Work instructions =
Omit the images, then print each record below exactly as it reads.
[START OF Input for this task]
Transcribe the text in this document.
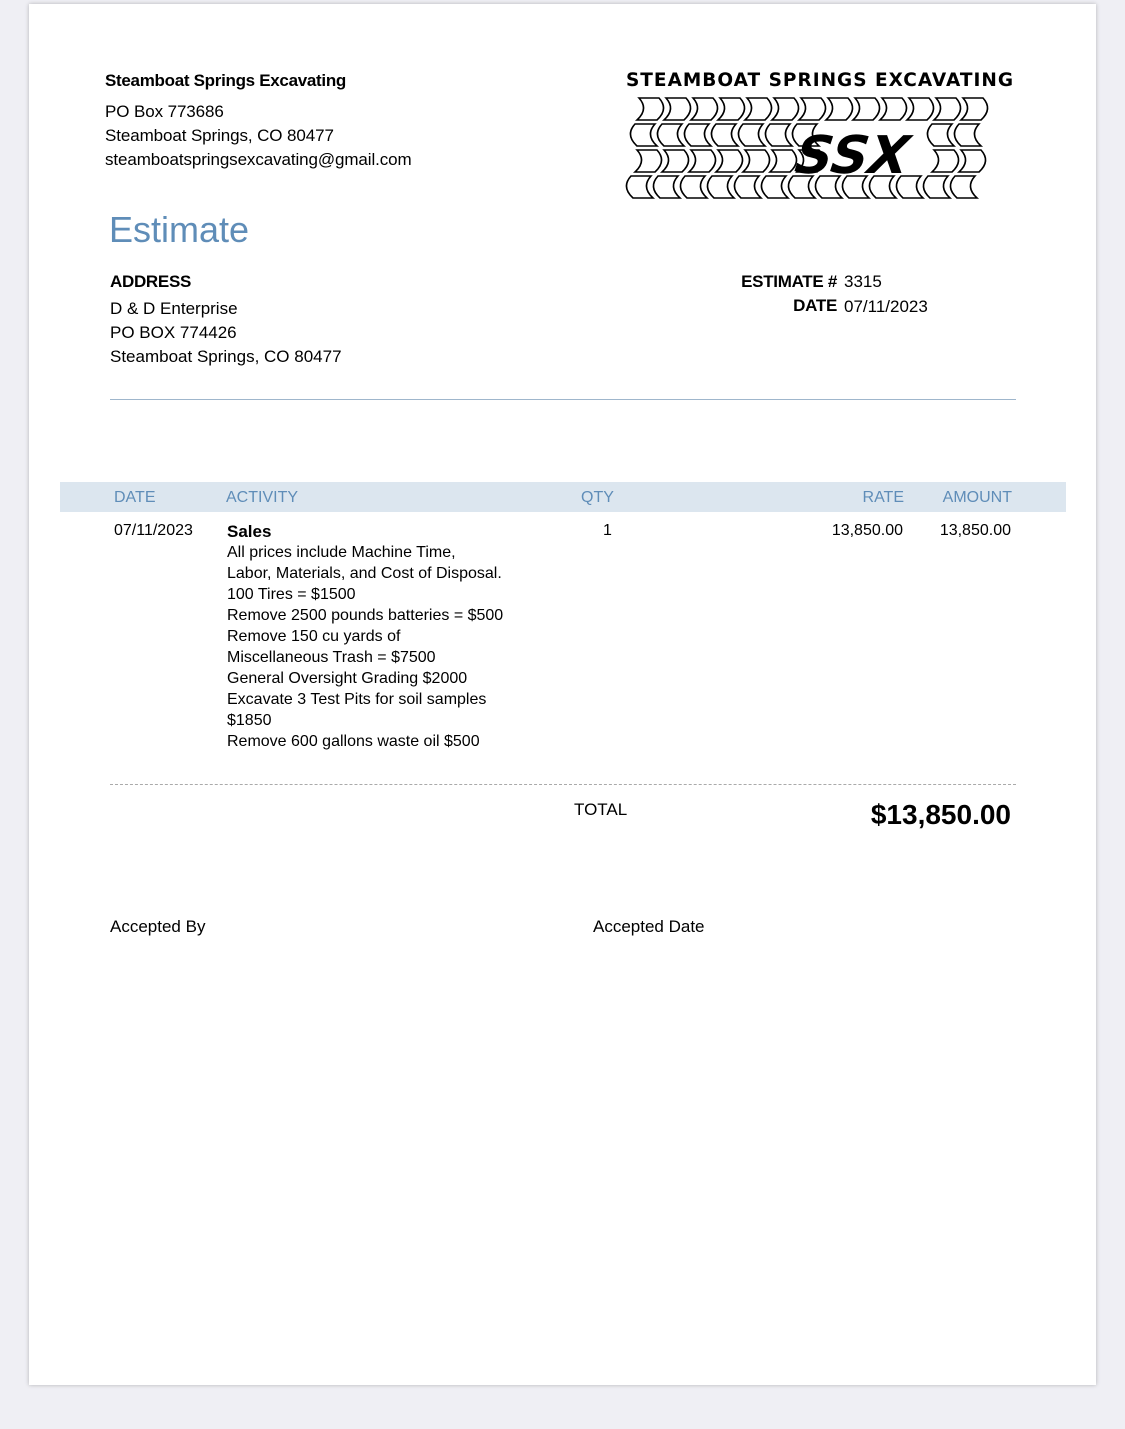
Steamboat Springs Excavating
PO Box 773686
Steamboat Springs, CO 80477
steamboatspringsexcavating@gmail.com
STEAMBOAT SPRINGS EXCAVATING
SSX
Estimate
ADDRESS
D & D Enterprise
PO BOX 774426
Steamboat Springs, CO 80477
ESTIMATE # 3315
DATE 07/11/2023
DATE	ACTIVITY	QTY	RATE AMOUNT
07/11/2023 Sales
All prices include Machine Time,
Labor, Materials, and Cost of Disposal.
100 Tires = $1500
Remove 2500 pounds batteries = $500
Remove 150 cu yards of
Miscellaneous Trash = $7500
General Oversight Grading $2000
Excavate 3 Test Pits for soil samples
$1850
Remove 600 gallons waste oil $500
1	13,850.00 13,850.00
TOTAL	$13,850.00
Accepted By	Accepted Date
[END OF Input for this task]
Solution to this exercise =
Transcribe the text in this document.
Steamboat Springs Excavating
PO Box 773686
Steamboat Springs, CO 80477
steamboatspringsexcavating@gmail.com
STEAMBOAT SPRINGS EXCAVATING
SSX
Estimate
ADDRESS
D & D Enterprise
PO BOX 774426
Steamboat Springs, CO 80477
ESTIMATE # 3315
DATE 07/11/2023
DATE	ACTIVITY	QTY	RATE AMOUNT
07/11/2023 Sales
All prices include Machine Time,
Labor, Materials, and Cost of Disposal.
100 Tires = $1500
Remove 2500 pounds batteries = $500
Remove 150 cu yards of
Miscellaneous Trash = $7500
General Oversight Grading $2000
Excavate 3 Test Pits for soil samples
$1850
Remove 600 gallons waste oil $500
1	13,850.00 13,850.00
TOTAL	$13,850.00
Accepted By	Accepted Date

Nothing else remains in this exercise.